┌─ SUPPLIED MATERIAL
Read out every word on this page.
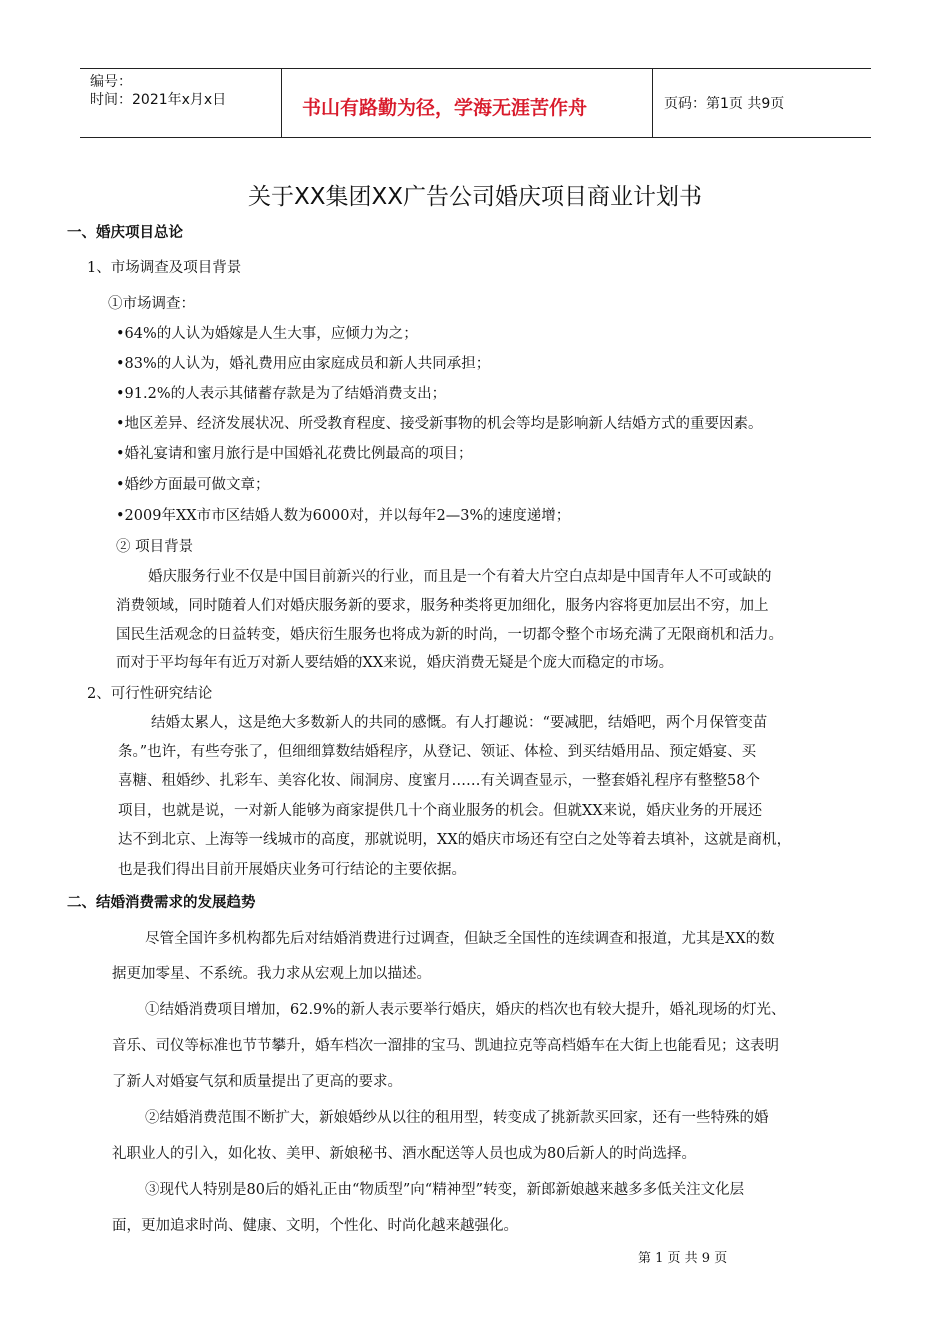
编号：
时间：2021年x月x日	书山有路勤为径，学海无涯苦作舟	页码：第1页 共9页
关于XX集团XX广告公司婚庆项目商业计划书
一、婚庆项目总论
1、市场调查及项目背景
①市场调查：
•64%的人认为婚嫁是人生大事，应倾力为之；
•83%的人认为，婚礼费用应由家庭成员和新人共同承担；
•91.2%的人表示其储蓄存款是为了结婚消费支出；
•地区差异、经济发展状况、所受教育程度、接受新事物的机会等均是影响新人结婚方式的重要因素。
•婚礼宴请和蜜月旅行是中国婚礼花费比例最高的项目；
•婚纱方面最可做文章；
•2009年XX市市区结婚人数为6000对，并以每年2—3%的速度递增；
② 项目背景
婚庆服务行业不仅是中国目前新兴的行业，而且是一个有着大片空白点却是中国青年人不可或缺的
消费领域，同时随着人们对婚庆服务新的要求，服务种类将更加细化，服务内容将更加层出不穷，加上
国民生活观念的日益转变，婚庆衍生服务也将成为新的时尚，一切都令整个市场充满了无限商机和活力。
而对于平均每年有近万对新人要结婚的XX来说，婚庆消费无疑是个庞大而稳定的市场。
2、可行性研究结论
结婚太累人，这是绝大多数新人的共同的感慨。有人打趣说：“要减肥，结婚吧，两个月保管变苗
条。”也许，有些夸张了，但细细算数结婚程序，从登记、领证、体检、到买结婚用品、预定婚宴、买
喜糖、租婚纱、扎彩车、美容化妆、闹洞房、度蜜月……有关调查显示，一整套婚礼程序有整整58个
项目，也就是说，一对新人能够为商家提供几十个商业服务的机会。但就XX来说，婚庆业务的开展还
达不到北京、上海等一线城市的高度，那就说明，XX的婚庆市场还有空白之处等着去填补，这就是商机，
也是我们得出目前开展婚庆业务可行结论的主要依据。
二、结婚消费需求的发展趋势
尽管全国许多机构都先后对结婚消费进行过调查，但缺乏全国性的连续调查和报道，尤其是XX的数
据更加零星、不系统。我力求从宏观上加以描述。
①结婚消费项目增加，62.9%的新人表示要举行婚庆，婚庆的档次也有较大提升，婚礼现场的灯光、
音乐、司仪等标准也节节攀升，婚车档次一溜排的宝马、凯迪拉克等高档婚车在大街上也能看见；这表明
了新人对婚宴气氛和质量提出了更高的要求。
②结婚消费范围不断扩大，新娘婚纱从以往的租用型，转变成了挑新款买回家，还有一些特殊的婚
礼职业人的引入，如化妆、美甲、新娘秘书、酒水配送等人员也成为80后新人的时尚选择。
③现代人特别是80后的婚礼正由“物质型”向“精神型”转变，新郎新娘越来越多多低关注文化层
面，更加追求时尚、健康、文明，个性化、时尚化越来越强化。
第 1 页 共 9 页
└─
┌─ SUPPLIED MATERIAL
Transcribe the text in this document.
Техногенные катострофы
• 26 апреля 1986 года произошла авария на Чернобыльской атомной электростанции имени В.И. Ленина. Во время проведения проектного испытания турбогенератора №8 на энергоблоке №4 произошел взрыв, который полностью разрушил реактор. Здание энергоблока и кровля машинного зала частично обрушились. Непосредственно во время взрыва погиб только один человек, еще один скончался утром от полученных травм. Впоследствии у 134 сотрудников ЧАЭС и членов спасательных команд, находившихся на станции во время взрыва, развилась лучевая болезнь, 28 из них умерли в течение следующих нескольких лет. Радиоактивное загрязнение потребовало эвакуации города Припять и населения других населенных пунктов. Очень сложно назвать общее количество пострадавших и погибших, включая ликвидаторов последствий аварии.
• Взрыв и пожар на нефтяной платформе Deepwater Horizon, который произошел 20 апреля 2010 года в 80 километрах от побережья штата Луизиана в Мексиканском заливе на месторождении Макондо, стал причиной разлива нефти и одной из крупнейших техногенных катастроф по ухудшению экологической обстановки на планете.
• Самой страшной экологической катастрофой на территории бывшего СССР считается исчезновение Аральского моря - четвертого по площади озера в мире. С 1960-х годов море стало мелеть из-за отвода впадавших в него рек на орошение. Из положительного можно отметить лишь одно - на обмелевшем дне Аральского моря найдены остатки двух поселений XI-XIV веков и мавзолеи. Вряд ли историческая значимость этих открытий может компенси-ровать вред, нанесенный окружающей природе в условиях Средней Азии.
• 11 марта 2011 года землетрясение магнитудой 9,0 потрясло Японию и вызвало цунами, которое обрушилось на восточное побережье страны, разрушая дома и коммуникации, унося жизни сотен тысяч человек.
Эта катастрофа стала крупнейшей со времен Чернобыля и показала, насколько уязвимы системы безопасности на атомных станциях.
└─
▸ **EXERCISE TASK**: Where does the word "this" appear? Return each line that holds it.

▸ **SOLUTION**:
Read out every word on this page.
Transcribe the text in this document.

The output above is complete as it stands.